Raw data
——

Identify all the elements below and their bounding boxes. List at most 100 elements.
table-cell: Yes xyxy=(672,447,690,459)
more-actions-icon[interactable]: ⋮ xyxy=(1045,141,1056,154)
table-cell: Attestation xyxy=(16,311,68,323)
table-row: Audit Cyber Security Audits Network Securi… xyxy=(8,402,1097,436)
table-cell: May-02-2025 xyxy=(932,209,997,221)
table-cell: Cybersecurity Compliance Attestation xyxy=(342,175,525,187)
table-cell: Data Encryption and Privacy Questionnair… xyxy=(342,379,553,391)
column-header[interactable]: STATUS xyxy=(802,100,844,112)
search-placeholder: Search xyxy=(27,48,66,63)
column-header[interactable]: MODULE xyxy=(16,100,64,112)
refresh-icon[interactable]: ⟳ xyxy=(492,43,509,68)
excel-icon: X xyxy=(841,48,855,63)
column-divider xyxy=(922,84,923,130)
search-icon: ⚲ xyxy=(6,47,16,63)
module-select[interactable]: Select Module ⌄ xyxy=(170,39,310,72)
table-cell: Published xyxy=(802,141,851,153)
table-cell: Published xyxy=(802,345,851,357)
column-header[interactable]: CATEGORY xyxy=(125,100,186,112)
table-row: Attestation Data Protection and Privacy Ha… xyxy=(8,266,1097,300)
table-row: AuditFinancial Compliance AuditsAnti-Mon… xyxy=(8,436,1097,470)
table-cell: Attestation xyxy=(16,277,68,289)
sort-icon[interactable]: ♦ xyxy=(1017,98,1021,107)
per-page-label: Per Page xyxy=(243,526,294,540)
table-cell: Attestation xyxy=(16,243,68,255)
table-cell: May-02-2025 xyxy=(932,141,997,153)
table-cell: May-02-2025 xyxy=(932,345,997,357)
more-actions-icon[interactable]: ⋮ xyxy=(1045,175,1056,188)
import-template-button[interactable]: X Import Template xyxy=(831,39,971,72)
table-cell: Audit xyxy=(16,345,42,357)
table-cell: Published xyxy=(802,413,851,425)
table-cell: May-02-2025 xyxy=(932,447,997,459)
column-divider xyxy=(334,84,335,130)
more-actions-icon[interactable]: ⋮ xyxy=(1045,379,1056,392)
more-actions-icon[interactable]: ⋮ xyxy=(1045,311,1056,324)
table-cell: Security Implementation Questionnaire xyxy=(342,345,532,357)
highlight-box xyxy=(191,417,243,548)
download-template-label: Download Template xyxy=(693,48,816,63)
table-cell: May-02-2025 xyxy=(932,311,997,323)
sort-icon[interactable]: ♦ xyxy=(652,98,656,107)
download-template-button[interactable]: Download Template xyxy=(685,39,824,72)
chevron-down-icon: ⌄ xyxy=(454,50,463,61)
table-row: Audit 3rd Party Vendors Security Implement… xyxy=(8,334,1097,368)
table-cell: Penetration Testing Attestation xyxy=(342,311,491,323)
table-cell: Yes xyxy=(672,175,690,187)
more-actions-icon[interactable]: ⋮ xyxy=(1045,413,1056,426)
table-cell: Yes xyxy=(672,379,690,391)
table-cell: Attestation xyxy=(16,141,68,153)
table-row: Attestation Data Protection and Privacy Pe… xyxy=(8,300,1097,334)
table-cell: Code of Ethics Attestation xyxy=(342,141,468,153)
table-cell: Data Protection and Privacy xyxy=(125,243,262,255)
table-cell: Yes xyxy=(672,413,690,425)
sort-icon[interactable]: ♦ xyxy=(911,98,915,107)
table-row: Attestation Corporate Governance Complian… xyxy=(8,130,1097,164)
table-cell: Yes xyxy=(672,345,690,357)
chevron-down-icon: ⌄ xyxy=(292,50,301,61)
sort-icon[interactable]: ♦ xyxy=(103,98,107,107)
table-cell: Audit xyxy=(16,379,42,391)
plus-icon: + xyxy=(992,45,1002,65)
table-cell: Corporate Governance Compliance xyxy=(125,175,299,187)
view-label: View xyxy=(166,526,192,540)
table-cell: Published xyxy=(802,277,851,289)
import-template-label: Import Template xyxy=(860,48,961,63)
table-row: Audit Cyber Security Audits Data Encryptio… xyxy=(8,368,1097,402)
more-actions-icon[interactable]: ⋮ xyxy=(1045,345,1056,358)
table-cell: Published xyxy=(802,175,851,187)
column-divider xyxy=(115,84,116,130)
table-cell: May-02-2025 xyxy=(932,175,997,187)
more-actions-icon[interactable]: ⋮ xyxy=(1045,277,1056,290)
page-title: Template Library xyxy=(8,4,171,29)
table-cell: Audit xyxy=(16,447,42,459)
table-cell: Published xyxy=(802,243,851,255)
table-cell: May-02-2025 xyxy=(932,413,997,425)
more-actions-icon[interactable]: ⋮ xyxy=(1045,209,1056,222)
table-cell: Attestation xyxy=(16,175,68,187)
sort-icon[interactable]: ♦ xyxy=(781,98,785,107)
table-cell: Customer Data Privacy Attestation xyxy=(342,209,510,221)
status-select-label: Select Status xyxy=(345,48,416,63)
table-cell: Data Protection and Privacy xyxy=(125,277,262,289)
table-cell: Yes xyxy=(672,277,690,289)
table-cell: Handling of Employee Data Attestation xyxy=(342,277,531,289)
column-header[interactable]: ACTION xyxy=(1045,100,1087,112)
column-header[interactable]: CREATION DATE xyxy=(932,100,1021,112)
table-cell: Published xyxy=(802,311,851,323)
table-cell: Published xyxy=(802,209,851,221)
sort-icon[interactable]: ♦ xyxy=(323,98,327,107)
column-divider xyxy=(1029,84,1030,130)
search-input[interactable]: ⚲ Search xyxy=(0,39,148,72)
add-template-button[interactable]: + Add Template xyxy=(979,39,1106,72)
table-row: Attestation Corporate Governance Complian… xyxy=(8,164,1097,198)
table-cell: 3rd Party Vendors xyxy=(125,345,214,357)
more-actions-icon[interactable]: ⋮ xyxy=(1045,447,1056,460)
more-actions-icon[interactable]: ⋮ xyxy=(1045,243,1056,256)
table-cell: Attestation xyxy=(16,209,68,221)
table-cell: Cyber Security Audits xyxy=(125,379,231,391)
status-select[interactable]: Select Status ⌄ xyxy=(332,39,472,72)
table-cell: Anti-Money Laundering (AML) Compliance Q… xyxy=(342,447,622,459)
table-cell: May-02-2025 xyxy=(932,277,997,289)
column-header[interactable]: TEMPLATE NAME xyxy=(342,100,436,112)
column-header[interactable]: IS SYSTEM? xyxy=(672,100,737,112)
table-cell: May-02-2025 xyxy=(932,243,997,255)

——

Reproduce the data above word for word, keeping every line in its original order.

**EXERCISE RESPONSE:**
Identify all the elements below and their bounding boxes. List at most 100 elements.
table-cell: Yes xyxy=(672,447,690,459)
more-actions-icon[interactable]: ⋮ xyxy=(1045,141,1056,154)
table-cell: Attestation xyxy=(16,311,68,323)
table-row: Audit Cyber Security Audits Network Securi… xyxy=(8,402,1097,436)
table-cell: May-02-2025 xyxy=(932,209,997,221)
table-cell: Cybersecurity Compliance Attestation xyxy=(342,175,525,187)
table-cell: Data Encryption and Privacy Questionnair… xyxy=(342,379,553,391)
column-header[interactable]: STATUS xyxy=(802,100,844,112)
search-placeholder: Search xyxy=(27,48,66,63)
column-header[interactable]: MODULE xyxy=(16,100,64,112)
refresh-icon[interactable]: ⟳ xyxy=(492,43,509,68)
excel-icon: X xyxy=(841,48,855,63)
column-divider xyxy=(922,84,923,130)
search-icon: ⚲ xyxy=(6,47,16,63)
module-select[interactable]: Select Module ⌄ xyxy=(170,39,310,72)
table-cell: Published xyxy=(802,141,851,153)
table-cell: Published xyxy=(802,345,851,357)
column-header[interactable]: CATEGORY xyxy=(125,100,186,112)
table-row: Attestation Data Protection and Privacy Ha… xyxy=(8,266,1097,300)
table-row: AuditFinancial Compliance AuditsAnti-Mon… xyxy=(8,436,1097,470)
table-cell: Attestation xyxy=(16,277,68,289)
sort-icon[interactable]: ♦ xyxy=(1017,98,1021,107)
per-page-label: Per Page xyxy=(243,526,294,540)
table-cell: Attestation xyxy=(16,243,68,255)
table-cell: May-02-2025 xyxy=(932,141,997,153)
table-cell: May-02-2025 xyxy=(932,345,997,357)
more-actions-icon[interactable]: ⋮ xyxy=(1045,175,1056,188)
import-template-button[interactable]: X Import Template xyxy=(831,39,971,72)
table-cell: Audit xyxy=(16,345,42,357)
table-cell: Published xyxy=(802,413,851,425)
table-cell: May-02-2025 xyxy=(932,447,997,459)
column-divider xyxy=(334,84,335,130)
more-actions-icon[interactable]: ⋮ xyxy=(1045,379,1056,392)
more-actions-icon[interactable]: ⋮ xyxy=(1045,311,1056,324)
table-cell: Security Implementation Questionnaire xyxy=(342,345,532,357)
highlight-box xyxy=(191,417,243,548)
download-template-label: Download Template xyxy=(693,48,816,63)
table-cell: May-02-2025 xyxy=(932,311,997,323)
sort-icon[interactable]: ♦ xyxy=(652,98,656,107)
download-template-button[interactable]: Download Template xyxy=(685,39,824,72)
chevron-down-icon: ⌄ xyxy=(454,50,463,61)
table-row: Audit 3rd Party Vendors Security Implement… xyxy=(8,334,1097,368)
table-cell: Penetration Testing Attestation xyxy=(342,311,491,323)
table-cell: Yes xyxy=(672,175,690,187)
more-actions-icon[interactable]: ⋮ xyxy=(1045,413,1056,426)
table-cell: Yes xyxy=(672,379,690,391)
table-cell: Attestation xyxy=(16,141,68,153)
table-row: Attestation Data Protection and Privacy Pe… xyxy=(8,300,1097,334)
table-cell: Code of Ethics Attestation xyxy=(342,141,468,153)
table-cell: Data Protection and Privacy xyxy=(125,243,262,255)
table-cell: Yes xyxy=(672,413,690,425)
sort-icon[interactable]: ♦ xyxy=(911,98,915,107)
table-row: Attestation Corporate Governance Complian… xyxy=(8,130,1097,164)
table-cell: Yes xyxy=(672,345,690,357)
chevron-down-icon: ⌄ xyxy=(292,50,301,61)
sort-icon[interactable]: ♦ xyxy=(103,98,107,107)
table-cell: Audit xyxy=(16,379,42,391)
plus-icon: + xyxy=(992,45,1002,65)
table-cell: Corporate Governance Compliance xyxy=(125,175,299,187)
view-label: View xyxy=(166,526,192,540)
table-cell: Published xyxy=(802,277,851,289)
import-template-label: Import Template xyxy=(860,48,961,63)
table-row: Audit Cyber Security Audits Data Encryptio… xyxy=(8,368,1097,402)
more-actions-icon[interactable]: ⋮ xyxy=(1045,345,1056,358)
table-cell: Published xyxy=(802,175,851,187)
column-divider xyxy=(115,84,116,130)
table-cell: May-02-2025 xyxy=(932,175,997,187)
more-actions-icon[interactable]: ⋮ xyxy=(1045,277,1056,290)
page-title: Template Library xyxy=(8,4,171,29)
table-cell: Audit xyxy=(16,447,42,459)
table-cell: Published xyxy=(802,243,851,255)
table-cell: May-02-2025 xyxy=(932,413,997,425)
more-actions-icon[interactable]: ⋮ xyxy=(1045,209,1056,222)
table-cell: Attestation xyxy=(16,175,68,187)
sort-icon[interactable]: ♦ xyxy=(781,98,785,107)
table-cell: Customer Data Privacy Attestation xyxy=(342,209,510,221)
status-select-label: Select Status xyxy=(345,48,416,63)
table-cell: Data Protection and Privacy xyxy=(125,277,262,289)
table-cell: Yes xyxy=(672,277,690,289)
table-cell: Handling of Employee Data Attestation xyxy=(342,277,531,289)
column-header[interactable]: ACTION xyxy=(1045,100,1087,112)
column-header[interactable]: CREATION DATE xyxy=(932,100,1021,112)
table-cell: Published xyxy=(802,311,851,323)
table-cell: Published xyxy=(802,209,851,221)
sort-icon[interactable]: ♦ xyxy=(323,98,327,107)
column-divider xyxy=(1029,84,1030,130)
search-input[interactable]: ⚲ Search xyxy=(0,39,148,72)
add-template-button[interactable]: + Add Template xyxy=(979,39,1106,72)
table-row: Attestation Corporate Governance Complian… xyxy=(8,164,1097,198)
table-cell: 3rd Party Vendors xyxy=(125,345,214,357)
more-actions-icon[interactable]: ⋮ xyxy=(1045,447,1056,460)
more-actions-icon[interactable]: ⋮ xyxy=(1045,243,1056,256)
table-cell: Attestation xyxy=(16,209,68,221)
table-cell: Cyber Security Audits xyxy=(125,379,231,391)
status-select[interactable]: Select Status ⌄ xyxy=(332,39,472,72)
table-cell: Anti-Money Laundering (AML) Compliance Q… xyxy=(342,447,622,459)
table-cell: May-02-2025 xyxy=(932,277,997,289)
column-header[interactable]: TEMPLATE NAME xyxy=(342,100,436,112)
column-header[interactable]: IS SYSTEM? xyxy=(672,100,737,112)
table-cell: May-02-2025 xyxy=(932,243,997,255)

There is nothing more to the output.